■ Problem statement ■
Looking at the listing, state how many of its lines contain the string "じゃらんリサーチセンター". Write only the number.

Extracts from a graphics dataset
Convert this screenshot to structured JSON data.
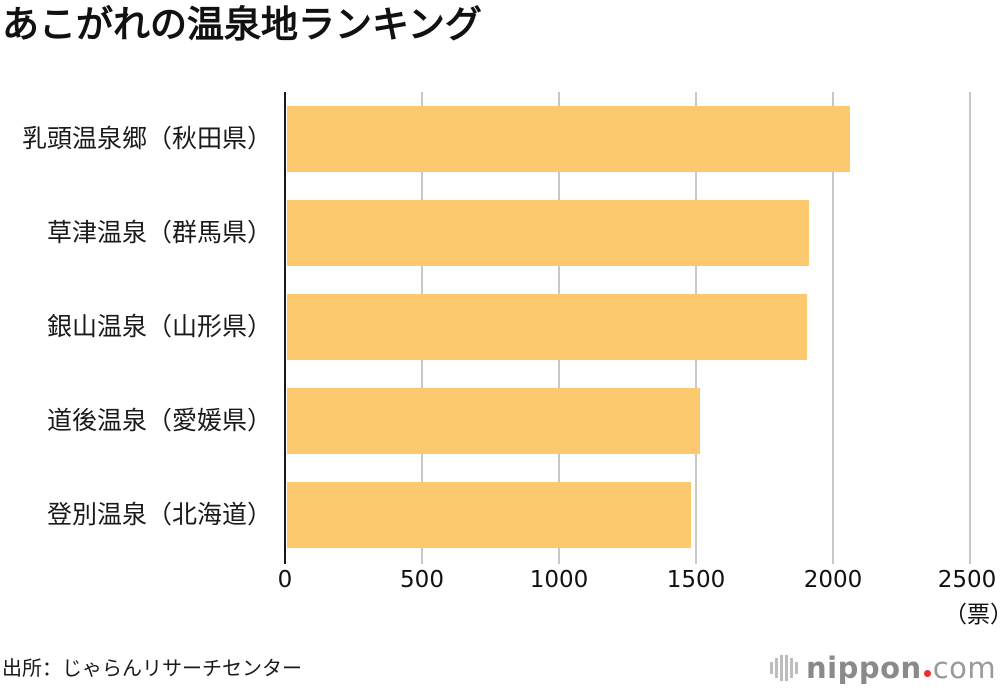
{
  "title": "あこがれの温泉地ランキング",
  "source": "出所：じゃらんリサーチセンター",
  "logo": {
    "main": "nippon",
    "tld": "com",
    "dot_color": "#e8312a"
  },
  "colors": {
    "bar": "#fcc96e",
    "grid": "#c8c8c8",
    "axis": "#1a1a1a"
  },
  "axis": {
    "ticks": [
      "0",
      "500",
      "1000",
      "1500",
      "2000",
      "2500"
    ],
    "unit": "（票）"
  },
  "chart_data": {
    "type": "bar",
    "orientation": "horizontal",
    "title": "あこがれの温泉地ランキング",
    "categories": [
      "乳頭温泉郷（秋田県）",
      "草津温泉（群馬県）",
      "銀山温泉（山形県）",
      "道後温泉（愛媛県）",
      "登別温泉（北海道）"
    ],
    "values": [
      2064,
      1915,
      1909,
      1517,
      1484
    ],
    "xlabel": "（票）",
    "ylabel": "",
    "xlim": [
      0,
      2500
    ],
    "xticks": [
      0,
      500,
      1000,
      1500,
      2000,
      2500
    ],
    "grid": true,
    "legend": null,
    "source": "出所：じゃらんリサーチセンター",
    "bar_color": "#fcc96e"
  }
}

■ Response for this exercise ■
2